**EXERCISE BRIEF**: Count the lines in the records below that contain the word "separated", and reply with only that number.

_ _ _ _ _ _ _

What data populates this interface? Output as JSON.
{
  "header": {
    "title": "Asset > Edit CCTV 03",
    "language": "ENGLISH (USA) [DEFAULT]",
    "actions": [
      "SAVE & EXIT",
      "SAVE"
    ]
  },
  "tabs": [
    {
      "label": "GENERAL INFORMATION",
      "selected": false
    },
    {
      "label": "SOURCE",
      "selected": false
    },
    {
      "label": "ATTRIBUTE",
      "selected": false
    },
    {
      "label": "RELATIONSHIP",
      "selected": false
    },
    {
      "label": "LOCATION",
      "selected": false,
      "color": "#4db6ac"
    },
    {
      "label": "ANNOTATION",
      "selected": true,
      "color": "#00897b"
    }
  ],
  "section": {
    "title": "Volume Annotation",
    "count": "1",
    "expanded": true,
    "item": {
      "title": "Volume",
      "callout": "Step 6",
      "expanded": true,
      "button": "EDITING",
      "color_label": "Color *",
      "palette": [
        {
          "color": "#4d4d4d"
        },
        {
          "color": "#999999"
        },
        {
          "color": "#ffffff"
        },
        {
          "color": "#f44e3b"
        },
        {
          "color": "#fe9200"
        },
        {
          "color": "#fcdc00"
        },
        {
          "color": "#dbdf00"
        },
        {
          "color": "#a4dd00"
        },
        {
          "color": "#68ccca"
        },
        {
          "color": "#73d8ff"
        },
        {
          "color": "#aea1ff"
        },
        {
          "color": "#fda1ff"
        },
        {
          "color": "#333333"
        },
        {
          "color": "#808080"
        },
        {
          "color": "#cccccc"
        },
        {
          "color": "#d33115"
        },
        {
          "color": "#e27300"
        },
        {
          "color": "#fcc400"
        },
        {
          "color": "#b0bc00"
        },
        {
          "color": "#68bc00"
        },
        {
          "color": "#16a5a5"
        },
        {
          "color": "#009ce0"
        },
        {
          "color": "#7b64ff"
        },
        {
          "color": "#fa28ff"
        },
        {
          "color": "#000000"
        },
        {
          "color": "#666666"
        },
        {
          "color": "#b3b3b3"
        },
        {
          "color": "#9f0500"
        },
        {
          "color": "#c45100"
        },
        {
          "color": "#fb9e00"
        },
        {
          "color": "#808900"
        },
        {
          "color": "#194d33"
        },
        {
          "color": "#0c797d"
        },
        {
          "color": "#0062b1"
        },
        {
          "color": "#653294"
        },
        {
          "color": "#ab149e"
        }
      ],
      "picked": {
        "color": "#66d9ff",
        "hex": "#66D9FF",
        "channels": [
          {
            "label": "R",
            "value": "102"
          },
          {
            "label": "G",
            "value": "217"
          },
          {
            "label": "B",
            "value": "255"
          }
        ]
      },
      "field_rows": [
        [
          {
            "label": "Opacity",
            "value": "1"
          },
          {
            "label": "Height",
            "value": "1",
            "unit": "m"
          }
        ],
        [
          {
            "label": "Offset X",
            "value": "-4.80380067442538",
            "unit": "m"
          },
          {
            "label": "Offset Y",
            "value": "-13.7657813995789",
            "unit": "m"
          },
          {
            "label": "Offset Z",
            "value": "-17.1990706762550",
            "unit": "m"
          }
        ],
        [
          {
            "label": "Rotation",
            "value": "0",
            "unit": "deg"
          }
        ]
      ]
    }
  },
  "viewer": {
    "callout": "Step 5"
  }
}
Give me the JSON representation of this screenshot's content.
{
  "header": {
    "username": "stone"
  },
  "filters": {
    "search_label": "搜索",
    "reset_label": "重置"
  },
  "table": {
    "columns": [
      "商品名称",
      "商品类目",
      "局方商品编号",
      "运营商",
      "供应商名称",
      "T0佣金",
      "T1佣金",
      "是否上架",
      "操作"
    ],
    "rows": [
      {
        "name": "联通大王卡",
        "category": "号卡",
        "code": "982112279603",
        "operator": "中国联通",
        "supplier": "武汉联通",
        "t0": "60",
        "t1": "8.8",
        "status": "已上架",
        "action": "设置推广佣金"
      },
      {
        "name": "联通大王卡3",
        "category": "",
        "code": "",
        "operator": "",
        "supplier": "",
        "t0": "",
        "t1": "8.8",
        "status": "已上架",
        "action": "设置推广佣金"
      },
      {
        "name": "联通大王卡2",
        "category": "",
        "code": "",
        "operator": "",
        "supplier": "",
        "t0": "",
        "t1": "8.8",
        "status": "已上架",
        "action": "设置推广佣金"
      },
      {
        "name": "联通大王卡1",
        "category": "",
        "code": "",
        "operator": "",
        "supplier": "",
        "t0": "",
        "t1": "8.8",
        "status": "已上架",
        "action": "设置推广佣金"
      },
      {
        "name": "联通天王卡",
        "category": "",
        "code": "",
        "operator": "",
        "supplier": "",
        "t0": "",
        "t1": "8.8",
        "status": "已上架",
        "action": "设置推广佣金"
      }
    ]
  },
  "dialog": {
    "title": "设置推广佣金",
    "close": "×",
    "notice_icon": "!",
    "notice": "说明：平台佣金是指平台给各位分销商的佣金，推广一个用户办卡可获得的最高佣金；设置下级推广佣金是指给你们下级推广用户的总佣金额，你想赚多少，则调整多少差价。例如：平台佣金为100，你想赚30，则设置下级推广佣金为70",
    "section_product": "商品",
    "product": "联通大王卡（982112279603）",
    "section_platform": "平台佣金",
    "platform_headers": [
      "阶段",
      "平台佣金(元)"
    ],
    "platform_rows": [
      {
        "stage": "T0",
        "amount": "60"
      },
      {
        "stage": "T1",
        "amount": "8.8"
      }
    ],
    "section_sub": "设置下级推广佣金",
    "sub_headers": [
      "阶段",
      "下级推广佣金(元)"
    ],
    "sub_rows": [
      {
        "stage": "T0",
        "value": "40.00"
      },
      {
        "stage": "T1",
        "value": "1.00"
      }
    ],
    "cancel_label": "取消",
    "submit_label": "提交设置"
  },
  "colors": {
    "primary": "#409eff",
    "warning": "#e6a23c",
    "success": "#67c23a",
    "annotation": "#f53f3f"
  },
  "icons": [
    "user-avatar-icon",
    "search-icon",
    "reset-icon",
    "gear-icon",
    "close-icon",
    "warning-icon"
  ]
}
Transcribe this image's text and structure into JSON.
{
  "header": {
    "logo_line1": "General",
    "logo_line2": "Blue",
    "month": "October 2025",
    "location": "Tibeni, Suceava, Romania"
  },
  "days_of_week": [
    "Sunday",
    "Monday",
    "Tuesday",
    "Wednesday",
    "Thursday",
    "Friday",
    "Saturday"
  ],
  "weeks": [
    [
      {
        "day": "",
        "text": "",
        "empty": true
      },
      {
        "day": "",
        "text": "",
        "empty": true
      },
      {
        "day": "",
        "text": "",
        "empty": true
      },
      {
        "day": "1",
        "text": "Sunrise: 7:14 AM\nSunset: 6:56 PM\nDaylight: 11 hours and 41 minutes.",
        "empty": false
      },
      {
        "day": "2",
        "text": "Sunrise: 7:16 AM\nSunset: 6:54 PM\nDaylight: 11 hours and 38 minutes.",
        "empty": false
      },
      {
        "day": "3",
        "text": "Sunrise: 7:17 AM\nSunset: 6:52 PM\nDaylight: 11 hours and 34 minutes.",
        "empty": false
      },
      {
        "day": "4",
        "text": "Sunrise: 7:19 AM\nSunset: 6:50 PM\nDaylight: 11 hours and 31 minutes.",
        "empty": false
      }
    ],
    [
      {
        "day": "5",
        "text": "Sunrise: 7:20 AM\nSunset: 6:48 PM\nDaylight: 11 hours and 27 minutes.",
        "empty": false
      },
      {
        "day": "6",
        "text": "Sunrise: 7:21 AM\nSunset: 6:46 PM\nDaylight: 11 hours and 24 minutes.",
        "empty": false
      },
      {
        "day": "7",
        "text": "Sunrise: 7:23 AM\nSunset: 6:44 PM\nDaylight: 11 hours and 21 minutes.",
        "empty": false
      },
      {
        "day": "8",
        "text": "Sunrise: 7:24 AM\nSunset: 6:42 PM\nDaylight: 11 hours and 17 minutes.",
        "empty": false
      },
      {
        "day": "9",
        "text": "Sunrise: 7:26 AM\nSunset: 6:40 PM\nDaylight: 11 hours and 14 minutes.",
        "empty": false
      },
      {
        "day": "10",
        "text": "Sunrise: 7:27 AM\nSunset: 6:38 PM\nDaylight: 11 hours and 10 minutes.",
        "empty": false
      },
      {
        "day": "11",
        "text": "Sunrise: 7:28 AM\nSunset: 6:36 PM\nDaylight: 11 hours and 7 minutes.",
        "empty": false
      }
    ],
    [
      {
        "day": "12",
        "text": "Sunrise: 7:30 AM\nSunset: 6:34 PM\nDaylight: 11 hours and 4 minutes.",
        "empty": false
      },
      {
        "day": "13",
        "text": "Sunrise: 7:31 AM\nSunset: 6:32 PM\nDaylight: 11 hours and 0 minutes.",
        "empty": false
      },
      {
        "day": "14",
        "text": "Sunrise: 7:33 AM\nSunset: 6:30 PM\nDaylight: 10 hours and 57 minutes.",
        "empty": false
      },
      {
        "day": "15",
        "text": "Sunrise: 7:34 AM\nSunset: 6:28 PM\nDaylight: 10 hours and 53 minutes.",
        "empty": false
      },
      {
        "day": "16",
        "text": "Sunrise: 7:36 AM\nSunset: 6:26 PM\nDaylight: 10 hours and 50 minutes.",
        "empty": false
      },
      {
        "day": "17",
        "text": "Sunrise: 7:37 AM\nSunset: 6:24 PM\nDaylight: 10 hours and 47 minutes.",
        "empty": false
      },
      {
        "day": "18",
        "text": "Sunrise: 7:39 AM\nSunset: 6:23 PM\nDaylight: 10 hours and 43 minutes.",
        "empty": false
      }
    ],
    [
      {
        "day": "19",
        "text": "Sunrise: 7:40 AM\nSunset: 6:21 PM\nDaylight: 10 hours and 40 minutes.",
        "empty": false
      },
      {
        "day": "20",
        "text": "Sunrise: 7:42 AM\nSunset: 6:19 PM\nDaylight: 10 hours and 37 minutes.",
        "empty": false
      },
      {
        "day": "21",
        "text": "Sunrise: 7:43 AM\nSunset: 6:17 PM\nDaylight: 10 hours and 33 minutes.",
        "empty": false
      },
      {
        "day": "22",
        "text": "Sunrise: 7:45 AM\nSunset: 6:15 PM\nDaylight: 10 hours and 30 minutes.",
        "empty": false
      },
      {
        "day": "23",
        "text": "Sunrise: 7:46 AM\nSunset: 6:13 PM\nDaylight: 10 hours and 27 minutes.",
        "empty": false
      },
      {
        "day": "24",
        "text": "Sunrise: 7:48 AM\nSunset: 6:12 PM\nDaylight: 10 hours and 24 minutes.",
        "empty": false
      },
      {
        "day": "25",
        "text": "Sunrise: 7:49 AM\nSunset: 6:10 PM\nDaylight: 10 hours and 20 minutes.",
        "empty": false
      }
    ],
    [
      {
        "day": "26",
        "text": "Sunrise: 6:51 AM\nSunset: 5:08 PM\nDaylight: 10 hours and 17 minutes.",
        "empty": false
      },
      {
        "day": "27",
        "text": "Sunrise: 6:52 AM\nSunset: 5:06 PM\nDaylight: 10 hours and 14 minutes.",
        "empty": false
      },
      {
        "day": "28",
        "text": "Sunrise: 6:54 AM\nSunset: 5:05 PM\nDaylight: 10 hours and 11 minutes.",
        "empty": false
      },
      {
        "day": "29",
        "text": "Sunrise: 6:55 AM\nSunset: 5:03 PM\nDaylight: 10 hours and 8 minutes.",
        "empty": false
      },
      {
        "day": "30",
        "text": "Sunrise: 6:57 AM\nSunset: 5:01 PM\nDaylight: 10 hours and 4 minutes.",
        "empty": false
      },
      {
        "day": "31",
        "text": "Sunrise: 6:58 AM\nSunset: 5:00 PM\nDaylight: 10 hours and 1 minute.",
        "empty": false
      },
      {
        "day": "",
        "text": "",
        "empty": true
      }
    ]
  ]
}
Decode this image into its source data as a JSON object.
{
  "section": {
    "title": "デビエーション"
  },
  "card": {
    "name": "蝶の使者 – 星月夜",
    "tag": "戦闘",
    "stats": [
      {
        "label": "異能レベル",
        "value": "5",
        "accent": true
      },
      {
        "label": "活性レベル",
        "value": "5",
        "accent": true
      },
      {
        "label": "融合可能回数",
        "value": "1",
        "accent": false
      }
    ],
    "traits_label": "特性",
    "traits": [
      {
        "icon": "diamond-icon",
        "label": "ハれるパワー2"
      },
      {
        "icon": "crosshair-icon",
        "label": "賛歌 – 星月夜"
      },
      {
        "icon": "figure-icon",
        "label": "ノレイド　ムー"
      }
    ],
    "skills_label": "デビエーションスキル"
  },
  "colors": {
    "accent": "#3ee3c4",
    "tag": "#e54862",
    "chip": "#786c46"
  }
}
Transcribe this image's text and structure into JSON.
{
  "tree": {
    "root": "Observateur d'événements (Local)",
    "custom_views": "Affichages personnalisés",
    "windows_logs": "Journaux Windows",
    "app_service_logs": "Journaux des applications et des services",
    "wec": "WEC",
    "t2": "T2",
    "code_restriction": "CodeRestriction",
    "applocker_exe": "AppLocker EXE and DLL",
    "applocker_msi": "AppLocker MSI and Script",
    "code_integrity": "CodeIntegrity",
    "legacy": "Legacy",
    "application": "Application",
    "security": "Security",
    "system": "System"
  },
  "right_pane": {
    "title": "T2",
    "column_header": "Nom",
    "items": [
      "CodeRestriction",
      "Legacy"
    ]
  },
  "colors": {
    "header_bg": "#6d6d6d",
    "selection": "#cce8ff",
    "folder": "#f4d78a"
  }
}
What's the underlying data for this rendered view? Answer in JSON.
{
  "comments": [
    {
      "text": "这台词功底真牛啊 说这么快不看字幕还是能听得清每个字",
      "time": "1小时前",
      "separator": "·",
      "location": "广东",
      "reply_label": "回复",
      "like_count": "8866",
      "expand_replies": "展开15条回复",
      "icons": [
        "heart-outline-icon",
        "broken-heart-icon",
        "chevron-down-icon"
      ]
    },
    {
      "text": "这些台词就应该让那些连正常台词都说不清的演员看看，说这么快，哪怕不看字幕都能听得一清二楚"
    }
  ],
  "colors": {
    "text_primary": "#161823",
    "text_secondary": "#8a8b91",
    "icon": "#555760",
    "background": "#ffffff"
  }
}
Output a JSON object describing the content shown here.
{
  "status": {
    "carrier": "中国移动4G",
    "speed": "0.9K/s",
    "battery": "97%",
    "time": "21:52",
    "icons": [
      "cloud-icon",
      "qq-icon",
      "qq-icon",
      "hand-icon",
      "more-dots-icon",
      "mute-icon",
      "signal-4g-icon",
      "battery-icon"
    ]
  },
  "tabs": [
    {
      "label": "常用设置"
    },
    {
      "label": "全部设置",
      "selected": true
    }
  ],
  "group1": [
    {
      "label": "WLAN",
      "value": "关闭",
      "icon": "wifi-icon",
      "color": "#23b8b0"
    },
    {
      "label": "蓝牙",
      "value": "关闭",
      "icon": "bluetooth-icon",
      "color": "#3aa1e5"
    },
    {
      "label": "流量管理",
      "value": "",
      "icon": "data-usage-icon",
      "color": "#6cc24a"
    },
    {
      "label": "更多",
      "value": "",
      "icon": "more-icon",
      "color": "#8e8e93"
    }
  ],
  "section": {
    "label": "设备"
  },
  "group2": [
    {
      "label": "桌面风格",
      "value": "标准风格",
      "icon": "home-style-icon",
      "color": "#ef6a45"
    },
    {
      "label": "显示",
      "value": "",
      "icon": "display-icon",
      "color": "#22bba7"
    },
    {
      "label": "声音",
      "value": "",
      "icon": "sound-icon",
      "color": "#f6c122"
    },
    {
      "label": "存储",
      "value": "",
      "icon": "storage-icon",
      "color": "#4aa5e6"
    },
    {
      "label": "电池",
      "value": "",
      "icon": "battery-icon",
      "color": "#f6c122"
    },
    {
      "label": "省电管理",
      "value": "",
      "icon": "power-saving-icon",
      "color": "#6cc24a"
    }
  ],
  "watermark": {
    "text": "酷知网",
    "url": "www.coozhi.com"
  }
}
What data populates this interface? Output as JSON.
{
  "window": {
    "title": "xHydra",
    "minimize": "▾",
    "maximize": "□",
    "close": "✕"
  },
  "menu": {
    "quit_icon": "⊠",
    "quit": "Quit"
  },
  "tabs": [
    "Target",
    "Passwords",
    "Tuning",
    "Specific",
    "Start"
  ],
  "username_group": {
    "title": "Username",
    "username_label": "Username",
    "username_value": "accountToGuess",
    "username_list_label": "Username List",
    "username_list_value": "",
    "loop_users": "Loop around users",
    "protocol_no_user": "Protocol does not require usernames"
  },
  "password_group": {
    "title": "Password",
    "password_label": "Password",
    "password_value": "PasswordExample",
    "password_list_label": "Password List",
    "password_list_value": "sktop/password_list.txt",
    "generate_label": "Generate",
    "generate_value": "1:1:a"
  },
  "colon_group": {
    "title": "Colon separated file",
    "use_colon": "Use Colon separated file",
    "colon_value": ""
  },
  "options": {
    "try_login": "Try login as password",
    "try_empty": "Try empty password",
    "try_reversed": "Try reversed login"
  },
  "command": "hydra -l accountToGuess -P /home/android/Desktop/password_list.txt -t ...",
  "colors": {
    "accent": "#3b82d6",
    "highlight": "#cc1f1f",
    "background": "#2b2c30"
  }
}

_ _ _ _ _ _ _

**ANSWER IN FULL**: 2